ENTRIES SHOWN =
================================

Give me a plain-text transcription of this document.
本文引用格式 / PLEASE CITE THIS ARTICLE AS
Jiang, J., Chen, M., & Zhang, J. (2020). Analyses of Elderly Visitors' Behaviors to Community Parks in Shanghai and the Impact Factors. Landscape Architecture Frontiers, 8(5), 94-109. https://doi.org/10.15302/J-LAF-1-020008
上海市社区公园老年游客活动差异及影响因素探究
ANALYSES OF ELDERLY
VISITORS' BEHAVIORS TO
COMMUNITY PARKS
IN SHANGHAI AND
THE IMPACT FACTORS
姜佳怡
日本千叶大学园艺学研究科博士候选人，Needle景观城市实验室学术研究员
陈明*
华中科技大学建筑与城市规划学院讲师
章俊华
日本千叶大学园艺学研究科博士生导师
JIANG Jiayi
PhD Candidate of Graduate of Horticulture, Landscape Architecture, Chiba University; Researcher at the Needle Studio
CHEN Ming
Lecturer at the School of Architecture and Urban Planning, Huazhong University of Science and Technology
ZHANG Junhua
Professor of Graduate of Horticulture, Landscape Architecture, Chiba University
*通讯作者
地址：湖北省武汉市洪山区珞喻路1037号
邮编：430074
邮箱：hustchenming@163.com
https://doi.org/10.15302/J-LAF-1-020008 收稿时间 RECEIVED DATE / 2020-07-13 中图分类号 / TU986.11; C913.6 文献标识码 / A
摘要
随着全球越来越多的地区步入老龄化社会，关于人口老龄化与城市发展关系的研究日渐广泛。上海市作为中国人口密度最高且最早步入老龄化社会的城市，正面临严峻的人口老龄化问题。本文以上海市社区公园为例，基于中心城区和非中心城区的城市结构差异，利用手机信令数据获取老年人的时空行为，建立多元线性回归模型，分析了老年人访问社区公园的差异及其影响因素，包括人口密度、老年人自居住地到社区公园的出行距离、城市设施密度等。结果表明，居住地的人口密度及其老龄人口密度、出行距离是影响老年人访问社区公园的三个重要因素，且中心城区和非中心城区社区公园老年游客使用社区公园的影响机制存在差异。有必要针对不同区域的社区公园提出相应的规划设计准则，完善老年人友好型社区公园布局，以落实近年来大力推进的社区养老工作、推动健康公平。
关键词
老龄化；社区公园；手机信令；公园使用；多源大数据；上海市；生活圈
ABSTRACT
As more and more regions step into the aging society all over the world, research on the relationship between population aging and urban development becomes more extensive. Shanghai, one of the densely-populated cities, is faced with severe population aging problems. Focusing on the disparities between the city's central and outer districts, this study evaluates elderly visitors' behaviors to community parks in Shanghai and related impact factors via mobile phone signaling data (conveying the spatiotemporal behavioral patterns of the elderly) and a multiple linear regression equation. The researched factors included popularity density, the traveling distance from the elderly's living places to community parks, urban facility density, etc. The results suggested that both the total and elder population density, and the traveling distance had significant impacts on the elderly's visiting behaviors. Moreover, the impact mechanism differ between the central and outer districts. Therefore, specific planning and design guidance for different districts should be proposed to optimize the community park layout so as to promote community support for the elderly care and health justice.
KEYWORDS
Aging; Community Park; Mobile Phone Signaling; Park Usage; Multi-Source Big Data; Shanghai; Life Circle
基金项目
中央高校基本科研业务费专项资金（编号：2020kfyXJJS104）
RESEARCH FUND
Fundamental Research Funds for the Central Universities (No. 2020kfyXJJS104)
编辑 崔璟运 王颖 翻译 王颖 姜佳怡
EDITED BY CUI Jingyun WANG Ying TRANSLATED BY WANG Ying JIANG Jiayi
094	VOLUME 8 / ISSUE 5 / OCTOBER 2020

================================

TASK TO CARRY OUT =
Show every line that contains the word "Architecture".

SOLUTION TO THE EXERCISE =
Jiang, J., Chen, M., & Zhang, J. (2020). Analyses of Elderly Visitors' Behaviors to Community Parks in Shanghai and the Impact Factors. Landscape Architecture Frontiers, 8(5), 94-109. https://doi.org/10.15302/J-LAF-1-020008
PhD Candidate of Graduate of Horticulture, Landscape Architecture, Chiba University; Researcher at the Needle Studio
Lecturer at the School of Architecture and Urban Planning, Huazhong University of Science and Technology
Professor of Graduate of Horticulture, Landscape Architecture, Chiba University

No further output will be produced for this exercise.